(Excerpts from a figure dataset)
------------------------------------------------------------

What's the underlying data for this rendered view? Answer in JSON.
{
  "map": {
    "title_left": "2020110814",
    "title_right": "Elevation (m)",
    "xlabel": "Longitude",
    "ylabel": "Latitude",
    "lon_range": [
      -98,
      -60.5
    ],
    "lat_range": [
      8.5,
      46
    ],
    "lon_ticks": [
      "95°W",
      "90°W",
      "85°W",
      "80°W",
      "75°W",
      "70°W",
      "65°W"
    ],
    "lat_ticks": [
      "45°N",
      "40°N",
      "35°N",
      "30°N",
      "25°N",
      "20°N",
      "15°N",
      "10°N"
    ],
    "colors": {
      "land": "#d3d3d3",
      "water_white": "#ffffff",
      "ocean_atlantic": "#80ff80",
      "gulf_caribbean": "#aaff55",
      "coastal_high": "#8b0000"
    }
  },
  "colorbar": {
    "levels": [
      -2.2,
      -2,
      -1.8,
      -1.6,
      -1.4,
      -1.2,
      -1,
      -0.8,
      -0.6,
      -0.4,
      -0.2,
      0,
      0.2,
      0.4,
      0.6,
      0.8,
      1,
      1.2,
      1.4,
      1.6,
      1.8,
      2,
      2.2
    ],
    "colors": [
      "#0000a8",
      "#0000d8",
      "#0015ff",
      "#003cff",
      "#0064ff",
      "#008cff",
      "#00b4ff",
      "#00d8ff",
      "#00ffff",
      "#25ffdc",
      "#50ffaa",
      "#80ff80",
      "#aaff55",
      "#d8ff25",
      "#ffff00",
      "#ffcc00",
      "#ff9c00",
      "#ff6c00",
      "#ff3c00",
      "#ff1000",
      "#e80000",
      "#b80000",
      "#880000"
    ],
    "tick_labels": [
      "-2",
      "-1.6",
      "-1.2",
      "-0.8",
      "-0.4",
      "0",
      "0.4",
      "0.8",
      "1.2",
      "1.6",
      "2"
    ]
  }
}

------------------------------------------------------------

YOUR INSTRUCTIONS
Reproduce all of the material above word for word.

TASK RESULT
What's the underlying data for this rendered view? Answer in JSON.
{
  "map": {
    "title_left": "2020110814",
    "title_right": "Elevation (m)",
    "xlabel": "Longitude",
    "ylabel": "Latitude",
    "lon_range": [
      -98,
      -60.5
    ],
    "lat_range": [
      8.5,
      46
    ],
    "lon_ticks": [
      "95°W",
      "90°W",
      "85°W",
      "80°W",
      "75°W",
      "70°W",
      "65°W"
    ],
    "lat_ticks": [
      "45°N",
      "40°N",
      "35°N",
      "30°N",
      "25°N",
      "20°N",
      "15°N",
      "10°N"
    ],
    "colors": {
      "land": "#d3d3d3",
      "water_white": "#ffffff",
      "ocean_atlantic": "#80ff80",
      "gulf_caribbean": "#aaff55",
      "coastal_high": "#8b0000"
    }
  },
  "colorbar": {
    "levels": [
      -2.2,
      -2,
      -1.8,
      -1.6,
      -1.4,
      -1.2,
      -1,
      -0.8,
      -0.6,
      -0.4,
      -0.2,
      0,
      0.2,
      0.4,
      0.6,
      0.8,
      1,
      1.2,
      1.4,
      1.6,
      1.8,
      2,
      2.2
    ],
    "colors": [
      "#0000a8",
      "#0000d8",
      "#0015ff",
      "#003cff",
      "#0064ff",
      "#008cff",
      "#00b4ff",
      "#00d8ff",
      "#00ffff",
      "#25ffdc",
      "#50ffaa",
      "#80ff80",
      "#aaff55",
      "#d8ff25",
      "#ffff00",
      "#ffcc00",
      "#ff9c00",
      "#ff6c00",
      "#ff3c00",
      "#ff1000",
      "#e80000",
      "#b80000",
      "#880000"
    ],
    "tick_labels": [
      "-2",
      "-1.6",
      "-1.2",
      "-0.8",
      "-0.4",
      "0",
      "0.4",
      "0.8",
      "1.2",
      "1.6",
      "2"
    ]
  }
}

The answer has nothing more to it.